Stored records:
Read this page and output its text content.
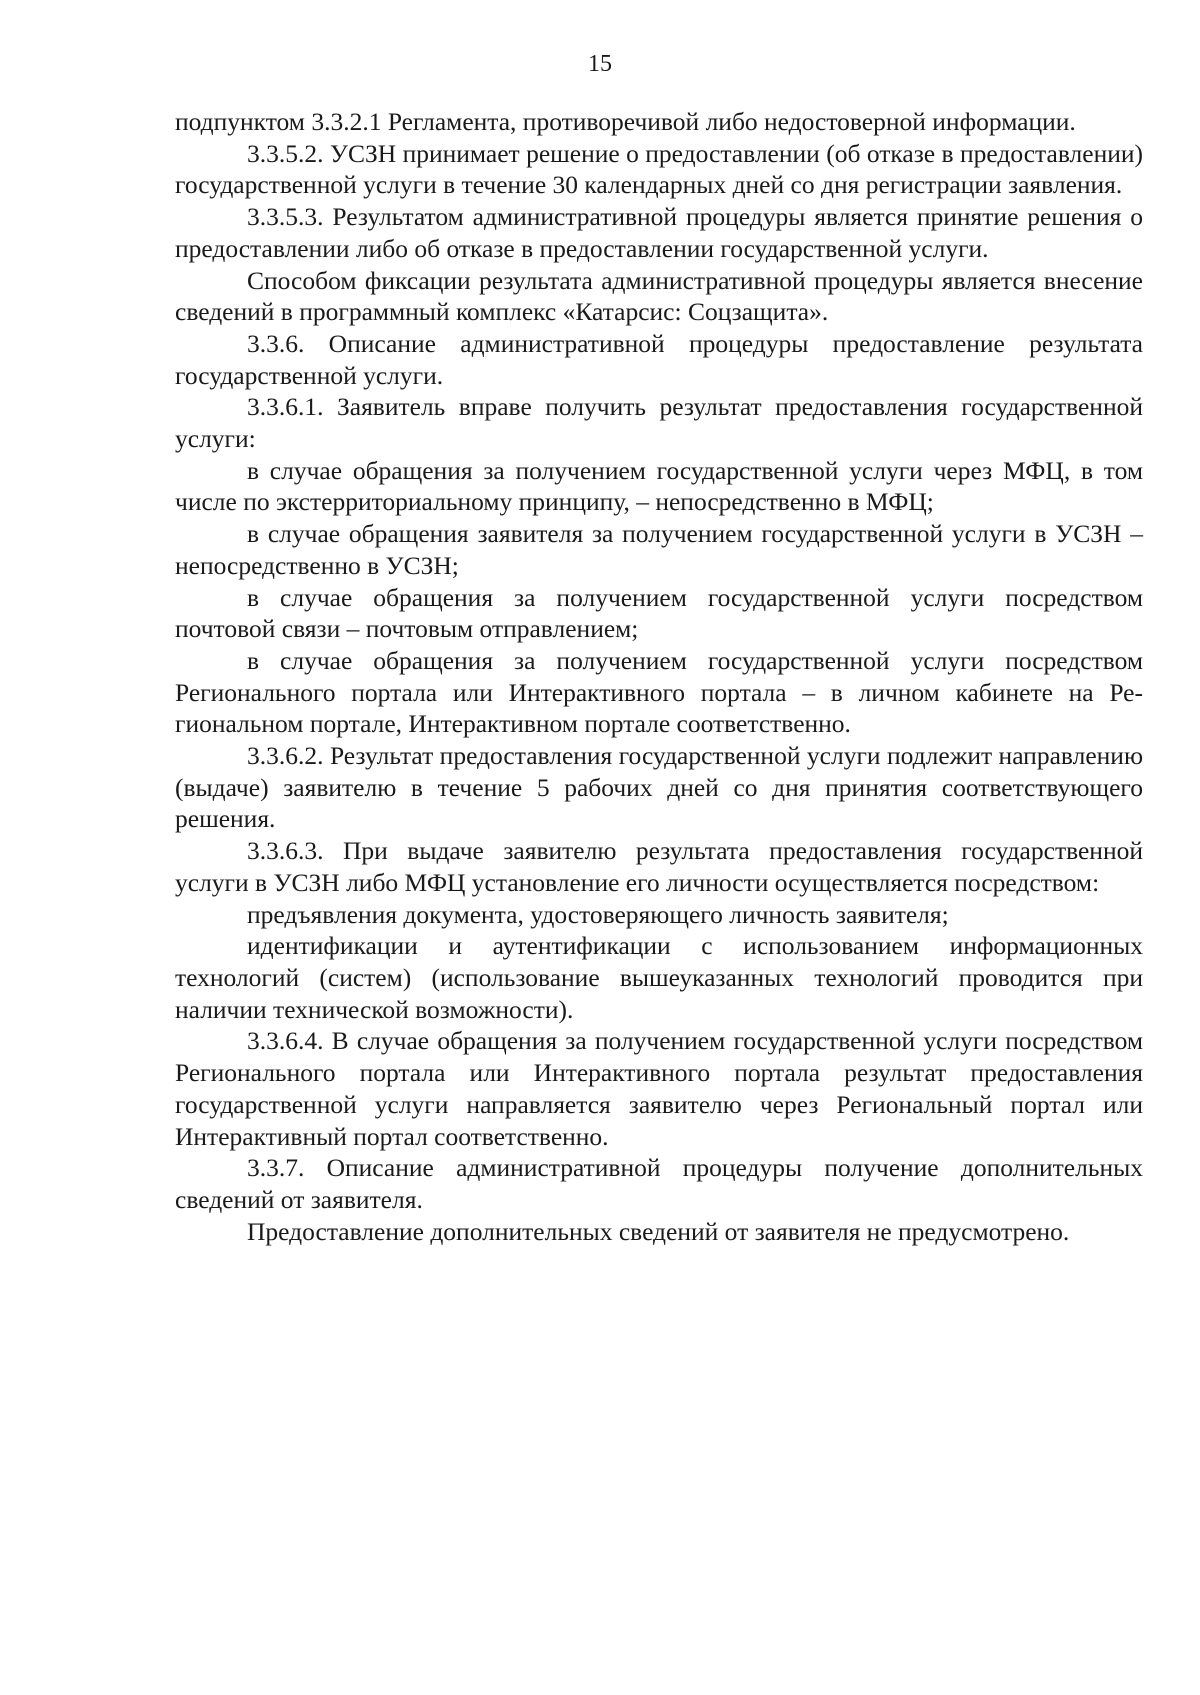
15

подпунктом 3.3.2.1 Регламента, противоречивой либо недостоверной информации.

3.3.5.2. УСЗН принимает решение о предоставлении (об отказе в предоставлении) государственной услуги в течение 30 календарных дней со дня регистрации заявления.

3.3.5.3. Результатом административной процедуры является принятие решения о предоставлении либо об отказе в предоставлении государственной услуги.

Способом фиксации результата административной процедуры является внесение сведений в программный комплекс «Катарсис: Соцзащита».

3.3.6. Описание административной процедуры предоставление результата государственной услуги.

3.3.6.1. Заявитель вправе получить результат предоставления государственной услуги:

в случае обращения за получением государственной услуги через МФЦ, в том числе по экстерриториальному принципу, – непосредственно в МФЦ;

в случае обращения заявителя за получением государственной услуги в УСЗН – непосредственно в УСЗН;

в случае обращения за получением государственной услуги посредством почтовой связи – почтовым отправлением;

в случае обращения за получением государственной услуги посредством Регионального портала или Интерактивного портала – в личном кабинете на Региональном портале, Интерактивном портале соответственно.

3.3.6.2. Результат предоставления государственной услуги подлежит направлению (выдаче) заявителю в течение 5 рабочих дней со дня принятия соответствующего решения.

3.3.6.3. При выдаче заявителю результата предоставления государственной услуги в УСЗН либо МФЦ установление его личности осуществляется посредством:

предъявления документа, удостоверяющего личность заявителя;

идентификации и аутентификации с использованием информационных технологий (систем) (использование вышеуказанных технологий проводится при наличии технической возможности).

3.3.6.4. В случае обращения за получением государственной услуги посредством Регионального портала или Интерактивного портала результат предоставления государственной услуги направляется заявителю через Региональный портал или Интерактивный портал соответственно.

3.3.7. Описание административной процедуры получение дополнительных сведений от заявителя.

Предоставление дополнительных сведений от заявителя не предусмотрено.
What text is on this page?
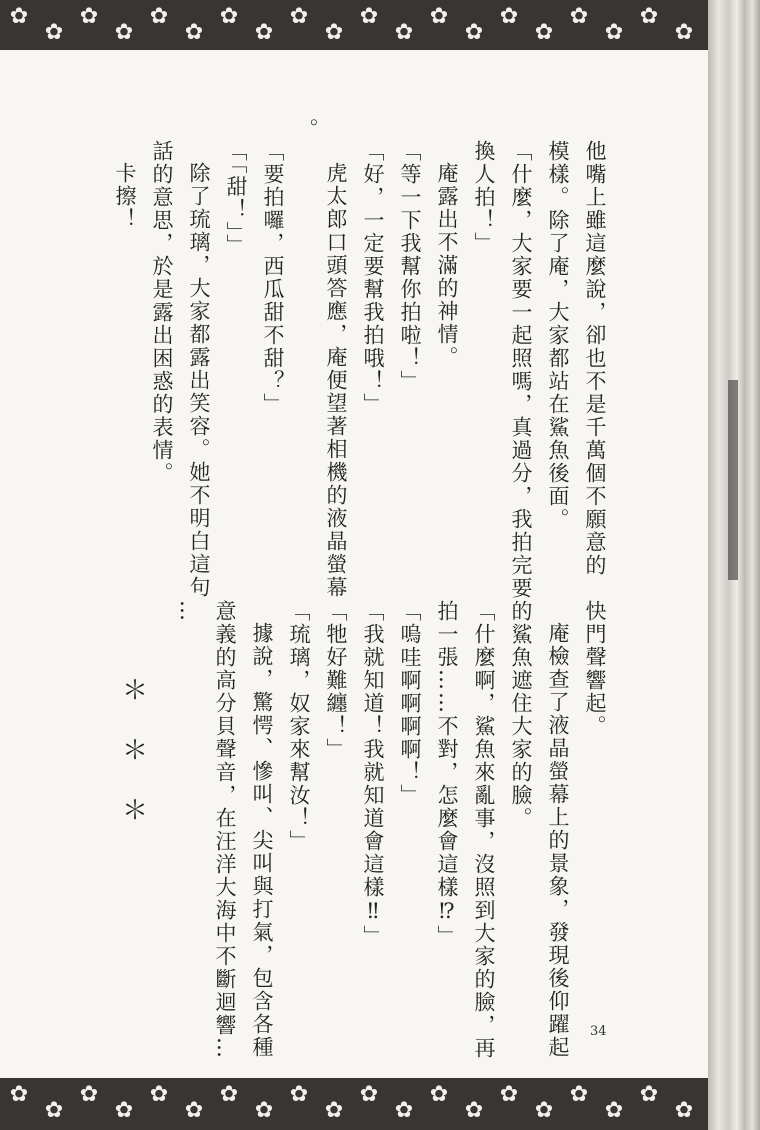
✿
✿
✿
✿
✿
✿
✿
✿
✿
✿
✿
✿
✿
✿
✿
✿
✿
✿
✿
✿
✿
✿
✿
✿
✿
✿
✿
✿
✿
✿
✿
✿
✿
✿
✿
✿
✿
✿
✿
✿
他嘴上雖這麼說，卻也不是千萬個不願意的
模樣。除了庵，大家都站在鯊魚後面。
「什麼，大家要一起照嗎，真過分，我拍完要
換人拍！」
庵露出不滿的神情。
「等一下我幫你拍啦！」
「好，一定要幫我拍哦！」
虎太郎口頭答應，庵便望著相機的液晶螢幕
。
「要拍囉，西瓜甜不甜？」
「「甜！」」
除了琉璃，大家都露出笑容。她不明白這句
話的意思，於是露出困惑的表情。
卡擦！
快門聲響起。
庵檢查了液晶螢幕上的景象，發現後仰躍起
的鯊魚遮住大家的臉。
「什麼啊，鯊魚來亂事，沒照到大家的臉，再
拍一張……不對，怎麼會這樣⁉」
「嗚哇啊啊啊啊！」
「我就知道！我就知道會這樣‼」
「牠好難纏！」
「琉璃，奴家來幫汝！」
據說，驚愕、慘叫、尖叫與打氣，包含各種
意義的高分貝聲音，在汪洋大海中不斷迴響…
…
＊
＊
＊
34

(AIM OF THE TASK):
Report only how many lines of the listing hold the word "дней".

(RESULT OF THIS TASK):
2